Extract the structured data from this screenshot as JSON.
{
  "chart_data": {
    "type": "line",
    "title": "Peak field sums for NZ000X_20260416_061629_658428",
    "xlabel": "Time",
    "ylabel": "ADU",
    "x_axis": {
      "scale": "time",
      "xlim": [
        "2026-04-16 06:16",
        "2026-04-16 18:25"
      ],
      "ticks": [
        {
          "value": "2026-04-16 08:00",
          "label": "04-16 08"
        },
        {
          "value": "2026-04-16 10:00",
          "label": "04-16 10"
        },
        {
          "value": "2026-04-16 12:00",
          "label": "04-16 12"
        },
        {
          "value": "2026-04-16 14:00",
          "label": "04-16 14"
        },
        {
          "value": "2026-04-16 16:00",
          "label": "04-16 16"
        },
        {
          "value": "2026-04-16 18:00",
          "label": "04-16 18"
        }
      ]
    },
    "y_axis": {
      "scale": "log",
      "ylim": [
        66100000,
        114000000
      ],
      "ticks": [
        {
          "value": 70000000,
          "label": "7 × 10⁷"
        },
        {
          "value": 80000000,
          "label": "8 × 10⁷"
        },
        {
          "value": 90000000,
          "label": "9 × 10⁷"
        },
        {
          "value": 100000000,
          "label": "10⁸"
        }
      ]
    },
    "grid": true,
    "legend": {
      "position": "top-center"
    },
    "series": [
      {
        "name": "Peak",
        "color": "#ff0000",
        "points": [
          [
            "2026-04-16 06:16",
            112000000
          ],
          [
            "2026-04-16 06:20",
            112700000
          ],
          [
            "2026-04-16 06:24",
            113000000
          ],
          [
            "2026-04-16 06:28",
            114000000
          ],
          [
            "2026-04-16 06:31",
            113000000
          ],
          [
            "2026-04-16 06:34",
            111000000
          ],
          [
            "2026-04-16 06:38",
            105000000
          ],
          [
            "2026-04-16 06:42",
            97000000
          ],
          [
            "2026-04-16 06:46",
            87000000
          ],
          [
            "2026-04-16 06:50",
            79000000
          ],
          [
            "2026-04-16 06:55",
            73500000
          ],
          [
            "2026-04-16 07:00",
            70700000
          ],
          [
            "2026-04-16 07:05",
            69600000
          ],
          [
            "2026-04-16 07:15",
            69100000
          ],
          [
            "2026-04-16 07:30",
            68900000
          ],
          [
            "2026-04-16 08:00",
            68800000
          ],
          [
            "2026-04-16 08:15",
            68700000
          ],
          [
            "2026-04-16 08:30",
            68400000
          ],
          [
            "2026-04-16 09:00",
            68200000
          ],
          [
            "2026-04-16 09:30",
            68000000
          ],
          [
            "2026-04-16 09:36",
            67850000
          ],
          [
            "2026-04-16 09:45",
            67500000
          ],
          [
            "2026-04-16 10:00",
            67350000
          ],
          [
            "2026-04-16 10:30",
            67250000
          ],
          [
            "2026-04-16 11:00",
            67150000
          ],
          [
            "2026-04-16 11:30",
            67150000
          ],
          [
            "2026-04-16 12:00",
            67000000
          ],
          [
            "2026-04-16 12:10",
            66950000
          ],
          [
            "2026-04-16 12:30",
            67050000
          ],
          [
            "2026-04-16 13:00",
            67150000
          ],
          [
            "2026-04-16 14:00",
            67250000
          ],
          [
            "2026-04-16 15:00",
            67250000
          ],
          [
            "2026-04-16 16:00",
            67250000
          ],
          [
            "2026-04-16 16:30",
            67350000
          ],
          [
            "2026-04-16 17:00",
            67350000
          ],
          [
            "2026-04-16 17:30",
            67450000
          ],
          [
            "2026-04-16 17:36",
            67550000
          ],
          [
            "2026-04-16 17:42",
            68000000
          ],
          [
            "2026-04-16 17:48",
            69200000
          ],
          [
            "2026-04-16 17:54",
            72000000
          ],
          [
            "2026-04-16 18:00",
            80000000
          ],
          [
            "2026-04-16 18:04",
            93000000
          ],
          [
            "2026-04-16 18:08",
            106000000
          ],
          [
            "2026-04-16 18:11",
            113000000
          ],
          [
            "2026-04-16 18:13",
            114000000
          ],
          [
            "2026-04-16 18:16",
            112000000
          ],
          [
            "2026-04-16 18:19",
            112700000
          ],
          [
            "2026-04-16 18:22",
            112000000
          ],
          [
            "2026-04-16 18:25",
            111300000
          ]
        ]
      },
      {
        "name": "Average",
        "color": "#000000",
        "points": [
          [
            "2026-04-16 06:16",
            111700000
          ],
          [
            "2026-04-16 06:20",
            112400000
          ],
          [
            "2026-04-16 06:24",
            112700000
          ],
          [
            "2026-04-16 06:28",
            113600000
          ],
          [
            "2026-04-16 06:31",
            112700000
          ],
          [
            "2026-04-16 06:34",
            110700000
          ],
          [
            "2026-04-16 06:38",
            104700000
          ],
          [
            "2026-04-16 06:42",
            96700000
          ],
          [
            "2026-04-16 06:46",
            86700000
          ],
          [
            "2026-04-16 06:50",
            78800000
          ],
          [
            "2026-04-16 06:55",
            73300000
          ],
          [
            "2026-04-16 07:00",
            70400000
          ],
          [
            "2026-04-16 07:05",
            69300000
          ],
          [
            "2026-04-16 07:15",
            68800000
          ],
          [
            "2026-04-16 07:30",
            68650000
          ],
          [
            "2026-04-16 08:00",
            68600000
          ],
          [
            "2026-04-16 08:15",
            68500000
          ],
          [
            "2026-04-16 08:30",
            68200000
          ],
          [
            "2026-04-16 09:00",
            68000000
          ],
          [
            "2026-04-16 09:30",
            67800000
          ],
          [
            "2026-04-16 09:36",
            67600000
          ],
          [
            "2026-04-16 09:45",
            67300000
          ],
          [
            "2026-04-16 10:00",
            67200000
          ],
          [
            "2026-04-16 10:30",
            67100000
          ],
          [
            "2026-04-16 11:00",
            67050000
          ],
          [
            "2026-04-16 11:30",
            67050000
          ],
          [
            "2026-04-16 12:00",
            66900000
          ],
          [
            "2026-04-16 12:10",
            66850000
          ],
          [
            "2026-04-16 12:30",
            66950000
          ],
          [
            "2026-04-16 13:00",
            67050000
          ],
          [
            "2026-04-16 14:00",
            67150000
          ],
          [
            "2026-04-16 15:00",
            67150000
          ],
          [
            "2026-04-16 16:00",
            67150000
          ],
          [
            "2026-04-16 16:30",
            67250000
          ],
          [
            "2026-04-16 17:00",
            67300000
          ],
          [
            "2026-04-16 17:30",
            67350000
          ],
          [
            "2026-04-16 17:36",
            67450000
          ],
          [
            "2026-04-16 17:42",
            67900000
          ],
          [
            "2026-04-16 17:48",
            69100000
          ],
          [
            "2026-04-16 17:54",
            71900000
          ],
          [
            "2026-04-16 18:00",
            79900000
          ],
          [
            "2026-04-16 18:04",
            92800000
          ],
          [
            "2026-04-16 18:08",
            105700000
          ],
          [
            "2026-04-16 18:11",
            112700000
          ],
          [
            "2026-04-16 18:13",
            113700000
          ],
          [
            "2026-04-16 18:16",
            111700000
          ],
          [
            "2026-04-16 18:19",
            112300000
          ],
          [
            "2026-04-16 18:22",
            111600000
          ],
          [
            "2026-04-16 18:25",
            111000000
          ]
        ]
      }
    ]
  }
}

- _Set problem_: From the data above, gather every line that includes the word "value".

- _The solution_:
          "value": "2026-04-16 08:00",
          "value": "2026-04-16 10:00",
          "value": "2026-04-16 12:00",
          "value": "2026-04-16 14:00",
          "value": "2026-04-16 16:00",
          "value": "2026-04-16 18:00",
          "value": 70000000,
          "value": 80000000,
          "value": 90000000,
          "value": 100000000,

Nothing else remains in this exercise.